- **Given task**: Reproduce each line bearing the word "JSON".

- **Records for the task**:

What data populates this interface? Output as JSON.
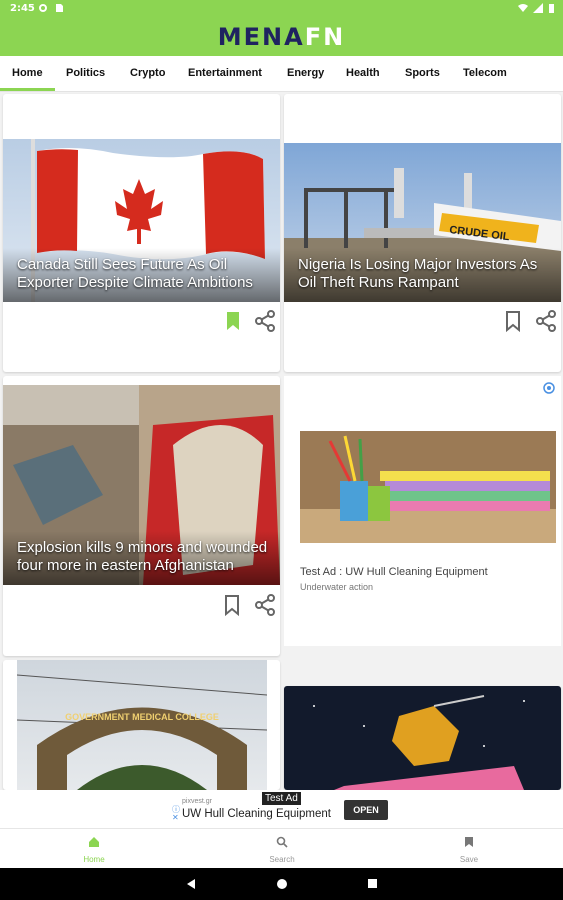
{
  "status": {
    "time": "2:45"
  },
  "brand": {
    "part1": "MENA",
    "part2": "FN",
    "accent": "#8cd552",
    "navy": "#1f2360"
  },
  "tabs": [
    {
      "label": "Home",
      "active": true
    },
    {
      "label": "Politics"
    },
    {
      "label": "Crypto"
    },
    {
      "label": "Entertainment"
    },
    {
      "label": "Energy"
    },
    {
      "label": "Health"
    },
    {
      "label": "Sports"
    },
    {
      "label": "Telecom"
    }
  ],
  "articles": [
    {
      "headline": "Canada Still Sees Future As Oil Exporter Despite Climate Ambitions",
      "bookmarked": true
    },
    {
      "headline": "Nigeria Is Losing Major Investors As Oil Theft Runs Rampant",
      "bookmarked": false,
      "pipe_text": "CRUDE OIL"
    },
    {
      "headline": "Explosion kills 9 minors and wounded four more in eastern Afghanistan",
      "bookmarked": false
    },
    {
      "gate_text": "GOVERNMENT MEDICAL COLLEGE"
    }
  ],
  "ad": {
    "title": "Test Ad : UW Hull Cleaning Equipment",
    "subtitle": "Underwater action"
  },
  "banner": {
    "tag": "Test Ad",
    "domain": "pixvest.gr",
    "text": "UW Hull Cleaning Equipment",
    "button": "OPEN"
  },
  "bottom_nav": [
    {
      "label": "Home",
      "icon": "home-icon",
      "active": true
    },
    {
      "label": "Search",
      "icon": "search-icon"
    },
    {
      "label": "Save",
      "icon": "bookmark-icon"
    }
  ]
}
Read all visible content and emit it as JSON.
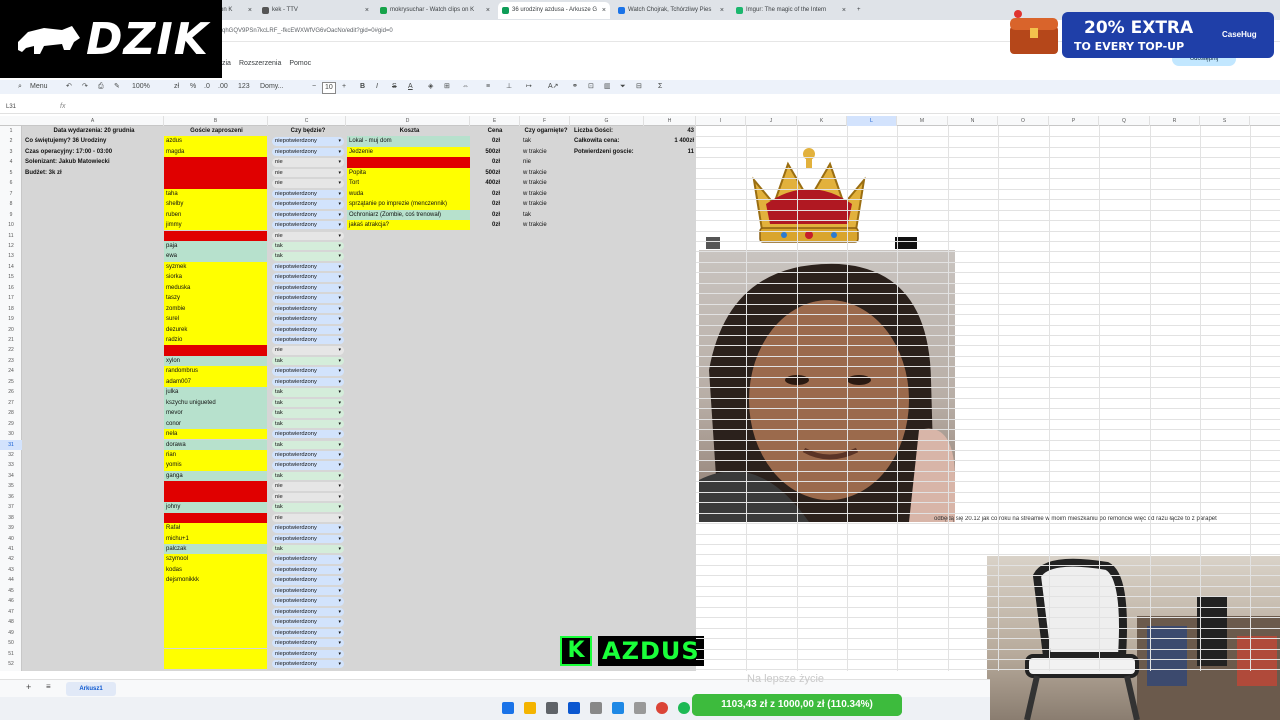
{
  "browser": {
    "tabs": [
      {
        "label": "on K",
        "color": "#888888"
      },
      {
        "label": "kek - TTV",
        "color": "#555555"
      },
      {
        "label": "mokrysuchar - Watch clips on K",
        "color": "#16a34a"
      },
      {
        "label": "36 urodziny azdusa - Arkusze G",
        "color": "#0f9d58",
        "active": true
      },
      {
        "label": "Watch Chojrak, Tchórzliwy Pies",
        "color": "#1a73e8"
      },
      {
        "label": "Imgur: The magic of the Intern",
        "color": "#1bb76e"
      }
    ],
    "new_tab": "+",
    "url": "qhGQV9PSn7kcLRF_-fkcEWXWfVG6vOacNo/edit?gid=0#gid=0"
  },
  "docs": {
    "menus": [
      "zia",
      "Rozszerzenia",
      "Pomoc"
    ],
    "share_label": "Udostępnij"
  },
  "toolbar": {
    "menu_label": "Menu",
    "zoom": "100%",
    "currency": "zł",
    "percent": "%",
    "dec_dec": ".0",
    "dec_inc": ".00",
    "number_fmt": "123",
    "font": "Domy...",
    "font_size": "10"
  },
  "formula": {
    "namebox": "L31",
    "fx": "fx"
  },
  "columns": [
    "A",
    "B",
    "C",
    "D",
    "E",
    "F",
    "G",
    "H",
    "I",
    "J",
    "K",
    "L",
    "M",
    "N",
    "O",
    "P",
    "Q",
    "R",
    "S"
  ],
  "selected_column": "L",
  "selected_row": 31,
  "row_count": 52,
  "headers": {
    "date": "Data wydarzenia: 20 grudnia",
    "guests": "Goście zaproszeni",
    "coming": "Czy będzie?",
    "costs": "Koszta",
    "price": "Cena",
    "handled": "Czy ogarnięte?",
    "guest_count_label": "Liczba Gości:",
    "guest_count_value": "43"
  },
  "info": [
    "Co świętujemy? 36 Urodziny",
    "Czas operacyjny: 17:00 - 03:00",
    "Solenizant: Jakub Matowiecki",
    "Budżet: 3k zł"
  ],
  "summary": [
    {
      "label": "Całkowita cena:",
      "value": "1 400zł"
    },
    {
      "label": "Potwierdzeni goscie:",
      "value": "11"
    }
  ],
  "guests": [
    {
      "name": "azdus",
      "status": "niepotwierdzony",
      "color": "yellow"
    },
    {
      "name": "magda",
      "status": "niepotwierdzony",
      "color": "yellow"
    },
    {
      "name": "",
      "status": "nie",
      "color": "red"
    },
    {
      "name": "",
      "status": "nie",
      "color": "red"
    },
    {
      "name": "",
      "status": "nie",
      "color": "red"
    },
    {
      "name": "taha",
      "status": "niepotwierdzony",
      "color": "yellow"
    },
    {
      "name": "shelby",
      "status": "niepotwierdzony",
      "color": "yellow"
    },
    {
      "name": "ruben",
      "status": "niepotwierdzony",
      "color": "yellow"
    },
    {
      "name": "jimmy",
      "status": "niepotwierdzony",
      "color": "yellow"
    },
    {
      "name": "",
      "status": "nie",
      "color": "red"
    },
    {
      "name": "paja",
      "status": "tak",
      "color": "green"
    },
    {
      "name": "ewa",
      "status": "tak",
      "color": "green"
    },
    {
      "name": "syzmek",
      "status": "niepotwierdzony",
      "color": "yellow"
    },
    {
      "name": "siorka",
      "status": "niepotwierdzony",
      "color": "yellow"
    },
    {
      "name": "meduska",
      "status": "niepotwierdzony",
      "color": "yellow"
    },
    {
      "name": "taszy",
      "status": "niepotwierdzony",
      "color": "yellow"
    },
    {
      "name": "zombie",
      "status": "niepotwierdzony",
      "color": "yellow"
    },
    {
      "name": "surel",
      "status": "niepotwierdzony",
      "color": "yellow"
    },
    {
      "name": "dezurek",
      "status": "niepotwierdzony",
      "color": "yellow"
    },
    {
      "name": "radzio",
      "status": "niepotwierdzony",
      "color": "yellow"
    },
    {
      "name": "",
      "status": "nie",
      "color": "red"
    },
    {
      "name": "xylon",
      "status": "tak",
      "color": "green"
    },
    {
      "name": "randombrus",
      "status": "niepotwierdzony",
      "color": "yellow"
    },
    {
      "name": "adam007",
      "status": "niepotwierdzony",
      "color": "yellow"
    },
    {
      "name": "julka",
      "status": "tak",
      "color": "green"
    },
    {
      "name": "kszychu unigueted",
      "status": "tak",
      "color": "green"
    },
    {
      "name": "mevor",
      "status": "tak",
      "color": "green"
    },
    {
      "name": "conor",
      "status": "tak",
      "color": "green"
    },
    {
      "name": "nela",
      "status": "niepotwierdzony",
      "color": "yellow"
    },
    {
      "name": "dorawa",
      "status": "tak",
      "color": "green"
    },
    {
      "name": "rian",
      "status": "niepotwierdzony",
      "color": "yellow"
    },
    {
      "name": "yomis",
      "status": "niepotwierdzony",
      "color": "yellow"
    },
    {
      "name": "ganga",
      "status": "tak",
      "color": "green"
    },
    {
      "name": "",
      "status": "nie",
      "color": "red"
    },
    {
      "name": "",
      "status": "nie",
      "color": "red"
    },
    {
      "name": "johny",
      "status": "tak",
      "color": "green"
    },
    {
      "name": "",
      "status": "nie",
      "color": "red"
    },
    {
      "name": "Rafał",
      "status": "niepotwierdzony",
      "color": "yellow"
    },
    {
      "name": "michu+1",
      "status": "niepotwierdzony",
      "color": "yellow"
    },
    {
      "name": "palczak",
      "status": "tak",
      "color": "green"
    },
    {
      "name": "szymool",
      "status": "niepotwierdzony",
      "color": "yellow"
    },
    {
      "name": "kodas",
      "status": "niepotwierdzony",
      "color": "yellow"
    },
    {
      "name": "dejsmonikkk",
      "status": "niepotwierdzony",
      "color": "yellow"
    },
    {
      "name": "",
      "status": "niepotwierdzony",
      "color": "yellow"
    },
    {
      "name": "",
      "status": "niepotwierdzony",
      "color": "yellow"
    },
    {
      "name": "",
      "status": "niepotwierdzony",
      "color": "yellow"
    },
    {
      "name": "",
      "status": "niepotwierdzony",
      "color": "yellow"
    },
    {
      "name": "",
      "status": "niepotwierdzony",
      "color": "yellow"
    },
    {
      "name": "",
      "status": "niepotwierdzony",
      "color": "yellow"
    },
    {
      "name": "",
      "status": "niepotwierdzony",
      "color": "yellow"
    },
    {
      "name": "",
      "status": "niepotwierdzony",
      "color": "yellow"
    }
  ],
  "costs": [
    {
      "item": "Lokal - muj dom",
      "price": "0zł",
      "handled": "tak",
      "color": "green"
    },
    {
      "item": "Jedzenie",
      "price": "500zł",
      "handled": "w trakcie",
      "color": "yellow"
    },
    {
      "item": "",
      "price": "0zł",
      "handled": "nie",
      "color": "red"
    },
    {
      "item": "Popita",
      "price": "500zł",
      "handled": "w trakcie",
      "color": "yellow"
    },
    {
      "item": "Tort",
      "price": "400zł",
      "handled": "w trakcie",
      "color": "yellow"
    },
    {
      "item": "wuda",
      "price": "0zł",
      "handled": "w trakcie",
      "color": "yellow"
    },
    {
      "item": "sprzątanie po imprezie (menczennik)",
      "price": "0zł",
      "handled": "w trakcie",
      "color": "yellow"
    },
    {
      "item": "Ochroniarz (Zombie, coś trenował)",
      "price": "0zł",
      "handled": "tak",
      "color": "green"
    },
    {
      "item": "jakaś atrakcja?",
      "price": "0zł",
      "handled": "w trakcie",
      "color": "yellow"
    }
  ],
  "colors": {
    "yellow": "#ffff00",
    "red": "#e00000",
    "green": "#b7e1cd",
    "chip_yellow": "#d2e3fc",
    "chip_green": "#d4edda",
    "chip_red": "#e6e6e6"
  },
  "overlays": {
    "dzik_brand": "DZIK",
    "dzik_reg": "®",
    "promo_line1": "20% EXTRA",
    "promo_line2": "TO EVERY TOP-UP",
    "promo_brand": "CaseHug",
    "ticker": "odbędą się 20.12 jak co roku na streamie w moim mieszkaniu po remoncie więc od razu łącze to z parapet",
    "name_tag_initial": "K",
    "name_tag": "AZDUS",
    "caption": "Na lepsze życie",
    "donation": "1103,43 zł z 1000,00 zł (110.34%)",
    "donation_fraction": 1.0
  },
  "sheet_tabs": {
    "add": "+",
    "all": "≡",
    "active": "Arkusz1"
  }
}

- **The completed task**:
What data populates this interface? Output as JSON.
Read all visible content and emit it as JSON.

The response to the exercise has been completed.